DIRECTIONS:
State the number of lines, and only that number, in which the word "internas" appears.

DATA EXTRACT:
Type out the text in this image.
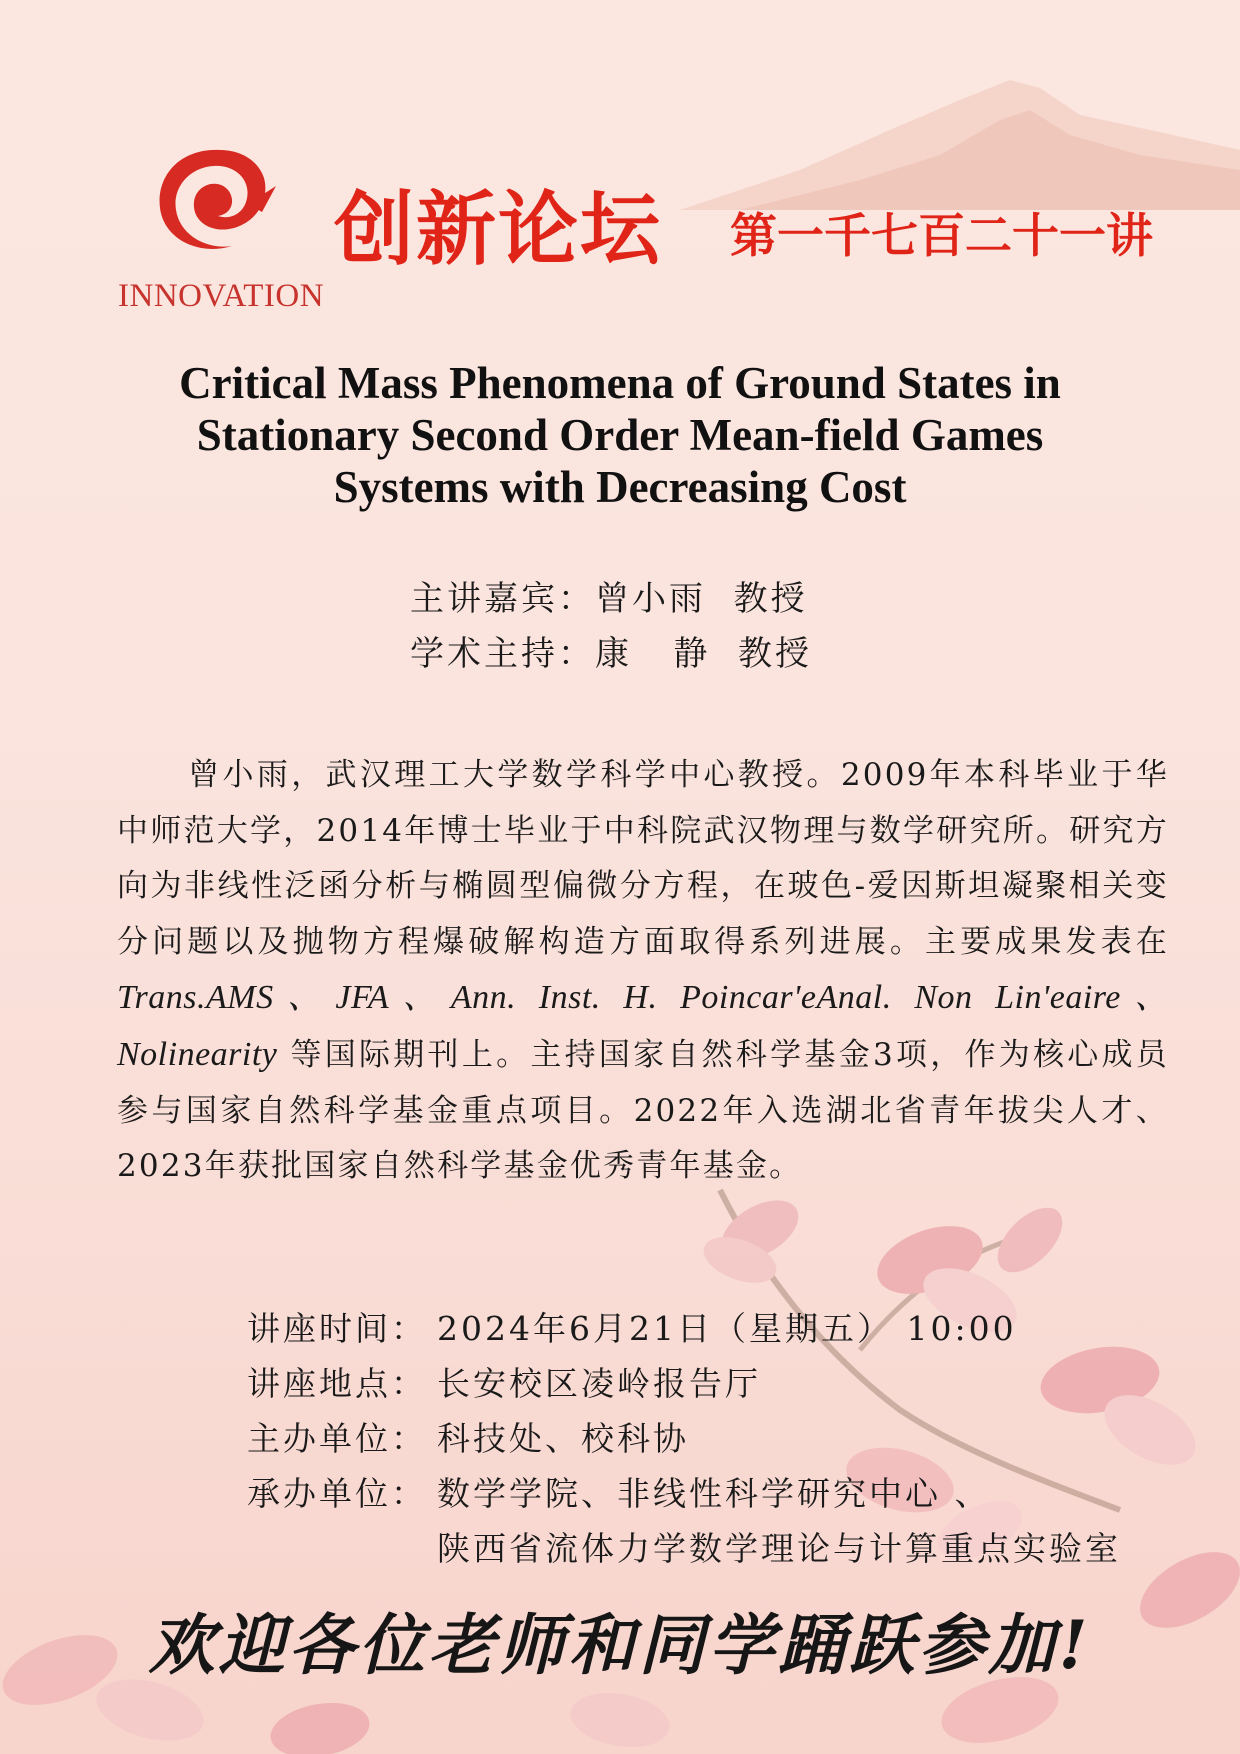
INNOVATION
创新论坛 第一千七百二十一讲
Critical Mass Phenomena of Ground States in
Stationary Second Order Mean-field Games
Systems with Decreasing Cost
主讲嘉宾：曾小雨  教授
学术主持：康   静  教授
曾小雨，武汉理工大学数学科学中心教授。2009年本科毕业于华中师范大学，2014年博士毕业于中科院武汉物理与数学研究所。研究方向为非线性泛函分析与椭圆型偏微分方程，在玻色-爱因斯坦凝聚相关变分问题以及抛物方程爆破解构造方面取得系列进展。主要成果发表在 Trans.AMS、JFA、Ann. Inst. H. Poincar'eAnal. Non Lin'eaire、Nolinearity 等国际期刊上。主持国家自然科学基金3项，作为核心成员参与国家自然科学基金重点项目。2022年入选湖北省青年拔尖人才、2023年获批国家自然科学基金优秀青年基金。
讲座时间： 2024年6月21日（星期五） 10:00
讲座地点： 长安校区凌岭报告厅
主办单位： 科技处、校科协
承办单位： 数学学院、非线性科学研究中心 、
陕西省流体力学数学理论与计算重点实验室
欢迎各位老师和同学踊跃参加!
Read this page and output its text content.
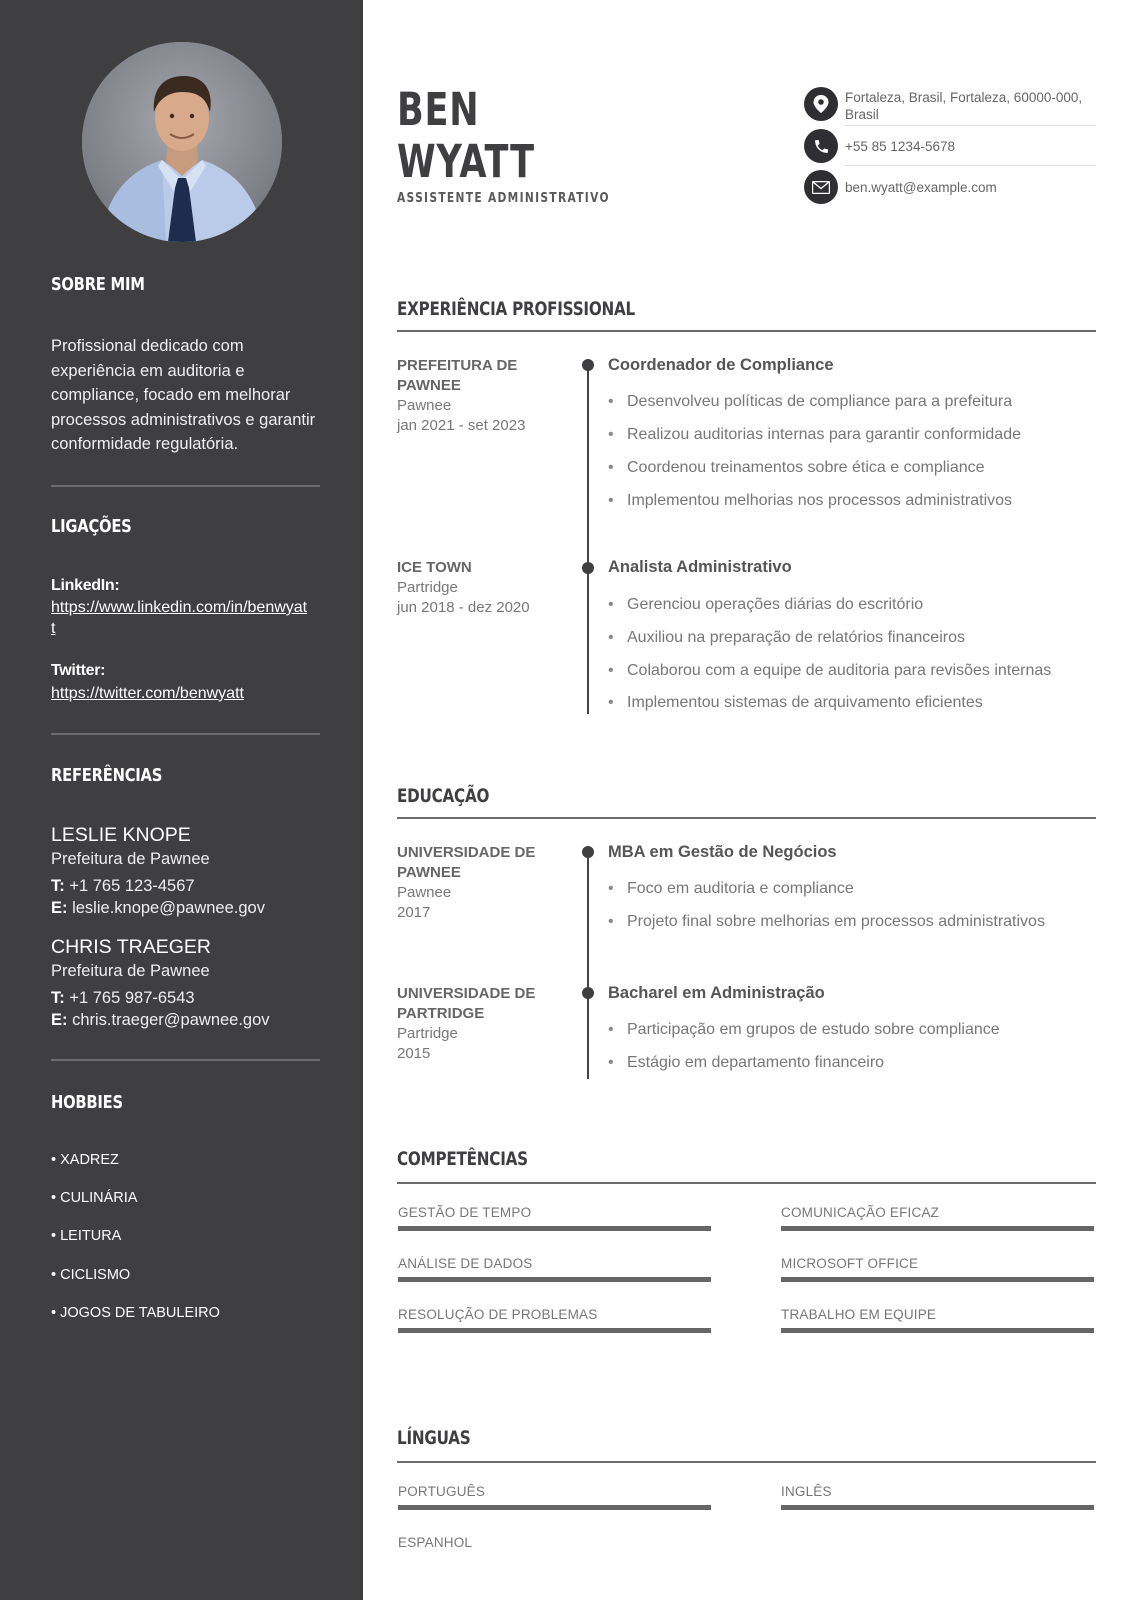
SOBRE MIM
Profissional dedicado com experiência em auditoria e compliance, focado em melhorar processos administrativos e garantir conformidade regulatória.
LIGAÇÕES
LinkedIn:
https://www.linkedin.com/in/benwyatt
Twitter:
https://twitter.com/benwyatt
REFERÊNCIAS
LESLIE KNOPE
Prefeitura de Pawnee
T: +1 765 123-4567
E: leslie.knope@pawnee.gov
CHRIS TRAEGER
Prefeitura de Pawnee
T: +1 765 987-6543
E: chris.traeger@pawnee.gov
HOBBIES
• XADREZ
• CULINÁRIA
• LEITURA
• CICLISMO
• JOGOS DE TABULEIRO
BEN
WYATT
ASSISTENTE ADMINISTRATIVO
Fortaleza, Brasil, Fortaleza, 60000-000, Brasil
+55 85 1234-5678
ben.wyatt@example.com
EXPERIÊNCIA PROFISSIONAL
PREFEITURA DE PAWNEE
Pawnee
jan 2021 - set 2023
Coordenador de Compliance
• Desenvolveu políticas de compliance para a prefeitura
• Realizou auditorias internas para garantir conformidade
• Coordenou treinamentos sobre ética e compliance
• Implementou melhorias nos processos administrativos
ICE TOWN
Partridge
jun 2018 - dez 2020
Analista Administrativo
• Gerenciou operações diárias do escritório
• Auxiliou na preparação de relatórios financeiros
• Colaborou com a equipe de auditoria para revisões internas
• Implementou sistemas de arquivamento eficientes
EDUCAÇÃO
UNIVERSIDADE DE PAWNEE
Pawnee
2017
MBA em Gestão de Negócios
• Foco em auditoria e compliance
• Projeto final sobre melhorias em processos administrativos
UNIVERSIDADE DE PARTRIDGE
Partridge
2015
Bacharel em Administração
• Participação em grupos de estudo sobre compliance
• Estágio em departamento financeiro
COMPETÊNCIAS
GESTÃO DE TEMPO	COMUNICAÇÃO EFICAZ
ANÁLISE DE DADOS	MICROSOFT OFFICE
RESOLUÇÃO DE PROBLEMAS	TRABALHO EM EQUIPE
LÍNGUAS
PORTUGUÊS	INGLÊS
ESPANHOL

TASK ANSWER:
2